Data extracted from a collection:
* * * *
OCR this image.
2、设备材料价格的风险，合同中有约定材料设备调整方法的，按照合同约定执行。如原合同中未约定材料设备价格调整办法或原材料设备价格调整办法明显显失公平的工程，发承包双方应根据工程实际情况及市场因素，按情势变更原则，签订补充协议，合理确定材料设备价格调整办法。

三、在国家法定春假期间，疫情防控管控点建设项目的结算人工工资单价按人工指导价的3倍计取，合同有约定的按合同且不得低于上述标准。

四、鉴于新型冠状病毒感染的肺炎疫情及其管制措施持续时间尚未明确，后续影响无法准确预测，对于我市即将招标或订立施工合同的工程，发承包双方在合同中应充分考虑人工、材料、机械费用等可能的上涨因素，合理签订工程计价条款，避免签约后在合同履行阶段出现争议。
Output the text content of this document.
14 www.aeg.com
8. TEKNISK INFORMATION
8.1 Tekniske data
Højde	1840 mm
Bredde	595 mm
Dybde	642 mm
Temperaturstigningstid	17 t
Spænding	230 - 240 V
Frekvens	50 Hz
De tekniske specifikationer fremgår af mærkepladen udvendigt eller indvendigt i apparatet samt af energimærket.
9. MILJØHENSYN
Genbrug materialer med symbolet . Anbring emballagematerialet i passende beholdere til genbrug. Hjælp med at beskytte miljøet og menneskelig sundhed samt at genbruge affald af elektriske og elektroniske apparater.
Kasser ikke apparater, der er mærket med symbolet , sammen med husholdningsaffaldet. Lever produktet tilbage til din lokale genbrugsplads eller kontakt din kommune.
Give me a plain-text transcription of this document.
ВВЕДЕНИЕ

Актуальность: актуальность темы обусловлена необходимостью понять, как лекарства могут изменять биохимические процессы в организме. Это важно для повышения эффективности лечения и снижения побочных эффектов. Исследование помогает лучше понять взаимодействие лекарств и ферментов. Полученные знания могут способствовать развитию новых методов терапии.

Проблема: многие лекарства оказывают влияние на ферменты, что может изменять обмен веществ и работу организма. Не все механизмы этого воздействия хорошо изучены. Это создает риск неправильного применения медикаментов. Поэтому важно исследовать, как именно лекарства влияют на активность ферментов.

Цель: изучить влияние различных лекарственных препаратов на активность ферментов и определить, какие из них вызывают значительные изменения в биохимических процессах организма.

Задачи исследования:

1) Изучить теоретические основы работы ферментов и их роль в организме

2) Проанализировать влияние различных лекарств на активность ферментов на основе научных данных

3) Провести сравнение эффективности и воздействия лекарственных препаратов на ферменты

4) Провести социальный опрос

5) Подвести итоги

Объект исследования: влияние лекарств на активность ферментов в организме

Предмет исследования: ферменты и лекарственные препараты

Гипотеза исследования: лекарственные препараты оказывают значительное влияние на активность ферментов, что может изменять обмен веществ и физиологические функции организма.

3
* * * *
What to do: From the material, report only how many lines include the word "лекарственных".

Task response: 2